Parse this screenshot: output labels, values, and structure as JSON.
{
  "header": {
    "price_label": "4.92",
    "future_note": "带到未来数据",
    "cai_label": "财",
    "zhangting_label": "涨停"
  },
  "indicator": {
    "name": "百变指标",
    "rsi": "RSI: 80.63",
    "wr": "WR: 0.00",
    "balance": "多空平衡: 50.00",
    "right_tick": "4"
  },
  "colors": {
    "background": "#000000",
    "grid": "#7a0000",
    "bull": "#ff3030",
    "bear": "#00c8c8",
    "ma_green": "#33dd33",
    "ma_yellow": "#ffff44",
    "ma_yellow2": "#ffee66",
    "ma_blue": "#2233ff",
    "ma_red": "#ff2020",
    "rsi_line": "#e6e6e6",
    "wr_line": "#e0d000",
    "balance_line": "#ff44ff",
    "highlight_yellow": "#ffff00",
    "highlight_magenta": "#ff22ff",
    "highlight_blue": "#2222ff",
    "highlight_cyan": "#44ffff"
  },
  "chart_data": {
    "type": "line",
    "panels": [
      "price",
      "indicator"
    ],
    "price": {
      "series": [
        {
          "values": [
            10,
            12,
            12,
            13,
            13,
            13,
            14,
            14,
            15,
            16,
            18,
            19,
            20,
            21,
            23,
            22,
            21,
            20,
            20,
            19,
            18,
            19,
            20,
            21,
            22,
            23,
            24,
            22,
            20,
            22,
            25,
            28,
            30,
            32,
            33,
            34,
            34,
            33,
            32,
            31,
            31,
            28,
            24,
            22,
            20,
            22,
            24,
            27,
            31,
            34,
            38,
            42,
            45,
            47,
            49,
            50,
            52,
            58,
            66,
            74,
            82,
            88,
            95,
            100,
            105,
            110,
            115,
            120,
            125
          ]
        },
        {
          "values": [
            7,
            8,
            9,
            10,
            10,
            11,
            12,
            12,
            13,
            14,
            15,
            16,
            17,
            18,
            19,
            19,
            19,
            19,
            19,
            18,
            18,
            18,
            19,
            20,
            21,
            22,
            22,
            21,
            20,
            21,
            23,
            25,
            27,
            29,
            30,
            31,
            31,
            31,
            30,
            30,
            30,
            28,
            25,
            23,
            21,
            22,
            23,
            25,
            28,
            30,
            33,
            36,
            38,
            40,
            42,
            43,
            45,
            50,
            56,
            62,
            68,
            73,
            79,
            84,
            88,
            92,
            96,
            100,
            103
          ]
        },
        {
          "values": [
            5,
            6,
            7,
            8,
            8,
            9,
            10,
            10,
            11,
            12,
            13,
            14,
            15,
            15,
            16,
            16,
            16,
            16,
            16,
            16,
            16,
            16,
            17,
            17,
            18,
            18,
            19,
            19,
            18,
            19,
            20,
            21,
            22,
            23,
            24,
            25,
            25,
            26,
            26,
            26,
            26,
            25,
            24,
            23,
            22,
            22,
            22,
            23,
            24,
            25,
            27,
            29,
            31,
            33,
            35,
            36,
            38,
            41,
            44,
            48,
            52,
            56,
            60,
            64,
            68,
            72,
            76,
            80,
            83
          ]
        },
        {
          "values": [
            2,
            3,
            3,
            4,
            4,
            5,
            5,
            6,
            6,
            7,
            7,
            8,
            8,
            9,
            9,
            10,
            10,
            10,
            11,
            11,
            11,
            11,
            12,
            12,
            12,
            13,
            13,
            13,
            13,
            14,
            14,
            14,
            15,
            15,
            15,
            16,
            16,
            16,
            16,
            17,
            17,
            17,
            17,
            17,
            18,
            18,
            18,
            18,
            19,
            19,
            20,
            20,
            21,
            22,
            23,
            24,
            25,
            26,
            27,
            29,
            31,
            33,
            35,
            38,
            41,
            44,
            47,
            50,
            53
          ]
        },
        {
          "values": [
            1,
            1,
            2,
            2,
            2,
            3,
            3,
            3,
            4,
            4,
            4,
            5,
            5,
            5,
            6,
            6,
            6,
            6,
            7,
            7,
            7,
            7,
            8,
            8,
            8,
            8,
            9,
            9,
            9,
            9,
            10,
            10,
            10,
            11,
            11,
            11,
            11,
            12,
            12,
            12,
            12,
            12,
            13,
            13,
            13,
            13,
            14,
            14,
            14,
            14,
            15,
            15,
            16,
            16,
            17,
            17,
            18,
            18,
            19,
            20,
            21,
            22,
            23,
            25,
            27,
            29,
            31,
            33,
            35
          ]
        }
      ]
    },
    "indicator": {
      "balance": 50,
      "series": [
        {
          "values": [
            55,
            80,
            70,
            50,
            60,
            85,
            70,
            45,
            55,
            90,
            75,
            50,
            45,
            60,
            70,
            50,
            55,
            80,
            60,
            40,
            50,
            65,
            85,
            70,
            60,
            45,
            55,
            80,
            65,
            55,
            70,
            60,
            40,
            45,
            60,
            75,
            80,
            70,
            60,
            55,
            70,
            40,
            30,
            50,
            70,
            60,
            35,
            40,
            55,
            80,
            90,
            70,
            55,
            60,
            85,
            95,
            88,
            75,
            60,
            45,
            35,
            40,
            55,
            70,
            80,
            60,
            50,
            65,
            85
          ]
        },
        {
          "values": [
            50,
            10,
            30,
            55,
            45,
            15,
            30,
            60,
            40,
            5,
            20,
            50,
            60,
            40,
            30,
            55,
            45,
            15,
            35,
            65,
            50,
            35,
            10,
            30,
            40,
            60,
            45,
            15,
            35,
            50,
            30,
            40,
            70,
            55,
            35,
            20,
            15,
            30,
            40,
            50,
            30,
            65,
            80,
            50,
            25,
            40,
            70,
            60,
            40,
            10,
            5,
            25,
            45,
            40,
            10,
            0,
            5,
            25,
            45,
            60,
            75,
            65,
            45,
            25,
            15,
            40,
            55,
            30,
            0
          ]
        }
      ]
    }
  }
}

============================================================

Task statement » Repeat the material above exactly.

Completed task »
Parse this screenshot: output labels, values, and structure as JSON.
{
  "header": {
    "price_label": "4.92",
    "future_note": "带到未来数据",
    "cai_label": "财",
    "zhangting_label": "涨停"
  },
  "indicator": {
    "name": "百变指标",
    "rsi": "RSI: 80.63",
    "wr": "WR: 0.00",
    "balance": "多空平衡: 50.00",
    "right_tick": "4"
  },
  "colors": {
    "background": "#000000",
    "grid": "#7a0000",
    "bull": "#ff3030",
    "bear": "#00c8c8",
    "ma_green": "#33dd33",
    "ma_yellow": "#ffff44",
    "ma_yellow2": "#ffee66",
    "ma_blue": "#2233ff",
    "ma_red": "#ff2020",
    "rsi_line": "#e6e6e6",
    "wr_line": "#e0d000",
    "balance_line": "#ff44ff",
    "highlight_yellow": "#ffff00",
    "highlight_magenta": "#ff22ff",
    "highlight_blue": "#2222ff",
    "highlight_cyan": "#44ffff"
  },
  "chart_data": {
    "type": "line",
    "panels": [
      "price",
      "indicator"
    ],
    "price": {
      "series": [
        {
          "values": [
            10,
            12,
            12,
            13,
            13,
            13,
            14,
            14,
            15,
            16,
            18,
            19,
            20,
            21,
            23,
            22,
            21,
            20,
            20,
            19,
            18,
            19,
            20,
            21,
            22,
            23,
            24,
            22,
            20,
            22,
            25,
            28,
            30,
            32,
            33,
            34,
            34,
            33,
            32,
            31,
            31,
            28,
            24,
            22,
            20,
            22,
            24,
            27,
            31,
            34,
            38,
            42,
            45,
            47,
            49,
            50,
            52,
            58,
            66,
            74,
            82,
            88,
            95,
            100,
            105,
            110,
            115,
            120,
            125
          ]
        },
        {
          "values": [
            7,
            8,
            9,
            10,
            10,
            11,
            12,
            12,
            13,
            14,
            15,
            16,
            17,
            18,
            19,
            19,
            19,
            19,
            19,
            18,
            18,
            18,
            19,
            20,
            21,
            22,
            22,
            21,
            20,
            21,
            23,
            25,
            27,
            29,
            30,
            31,
            31,
            31,
            30,
            30,
            30,
            28,
            25,
            23,
            21,
            22,
            23,
            25,
            28,
            30,
            33,
            36,
            38,
            40,
            42,
            43,
            45,
            50,
            56,
            62,
            68,
            73,
            79,
            84,
            88,
            92,
            96,
            100,
            103
          ]
        },
        {
          "values": [
            5,
            6,
            7,
            8,
            8,
            9,
            10,
            10,
            11,
            12,
            13,
            14,
            15,
            15,
            16,
            16,
            16,
            16,
            16,
            16,
            16,
            16,
            17,
            17,
            18,
            18,
            19,
            19,
            18,
            19,
            20,
            21,
            22,
            23,
            24,
            25,
            25,
            26,
            26,
            26,
            26,
            25,
            24,
            23,
            22,
            22,
            22,
            23,
            24,
            25,
            27,
            29,
            31,
            33,
            35,
            36,
            38,
            41,
            44,
            48,
            52,
            56,
            60,
            64,
            68,
            72,
            76,
            80,
            83
          ]
        },
        {
          "values": [
            2,
            3,
            3,
            4,
            4,
            5,
            5,
            6,
            6,
            7,
            7,
            8,
            8,
            9,
            9,
            10,
            10,
            10,
            11,
            11,
            11,
            11,
            12,
            12,
            12,
            13,
            13,
            13,
            13,
            14,
            14,
            14,
            15,
            15,
            15,
            16,
            16,
            16,
            16,
            17,
            17,
            17,
            17,
            17,
            18,
            18,
            18,
            18,
            19,
            19,
            20,
            20,
            21,
            22,
            23,
            24,
            25,
            26,
            27,
            29,
            31,
            33,
            35,
            38,
            41,
            44,
            47,
            50,
            53
          ]
        },
        {
          "values": [
            1,
            1,
            2,
            2,
            2,
            3,
            3,
            3,
            4,
            4,
            4,
            5,
            5,
            5,
            6,
            6,
            6,
            6,
            7,
            7,
            7,
            7,
            8,
            8,
            8,
            8,
            9,
            9,
            9,
            9,
            10,
            10,
            10,
            11,
            11,
            11,
            11,
            12,
            12,
            12,
            12,
            12,
            13,
            13,
            13,
            13,
            14,
            14,
            14,
            14,
            15,
            15,
            16,
            16,
            17,
            17,
            18,
            18,
            19,
            20,
            21,
            22,
            23,
            25,
            27,
            29,
            31,
            33,
            35
          ]
        }
      ]
    },
    "indicator": {
      "balance": 50,
      "series": [
        {
          "values": [
            55,
            80,
            70,
            50,
            60,
            85,
            70,
            45,
            55,
            90,
            75,
            50,
            45,
            60,
            70,
            50,
            55,
            80,
            60,
            40,
            50,
            65,
            85,
            70,
            60,
            45,
            55,
            80,
            65,
            55,
            70,
            60,
            40,
            45,
            60,
            75,
            80,
            70,
            60,
            55,
            70,
            40,
            30,
            50,
            70,
            60,
            35,
            40,
            55,
            80,
            90,
            70,
            55,
            60,
            85,
            95,
            88,
            75,
            60,
            45,
            35,
            40,
            55,
            70,
            80,
            60,
            50,
            65,
            85
          ]
        },
        {
          "values": [
            50,
            10,
            30,
            55,
            45,
            15,
            30,
            60,
            40,
            5,
            20,
            50,
            60,
            40,
            30,
            55,
            45,
            15,
            35,
            65,
            50,
            35,
            10,
            30,
            40,
            60,
            45,
            15,
            35,
            50,
            30,
            40,
            70,
            55,
            35,
            20,
            15,
            30,
            40,
            50,
            30,
            65,
            80,
            50,
            25,
            40,
            70,
            60,
            40,
            10,
            5,
            25,
            45,
            40,
            10,
            0,
            5,
            25,
            45,
            60,
            75,
            65,
            45,
            25,
            15,
            40,
            55,
            30,
            0
          ]
        }
      ]
    }
  }
}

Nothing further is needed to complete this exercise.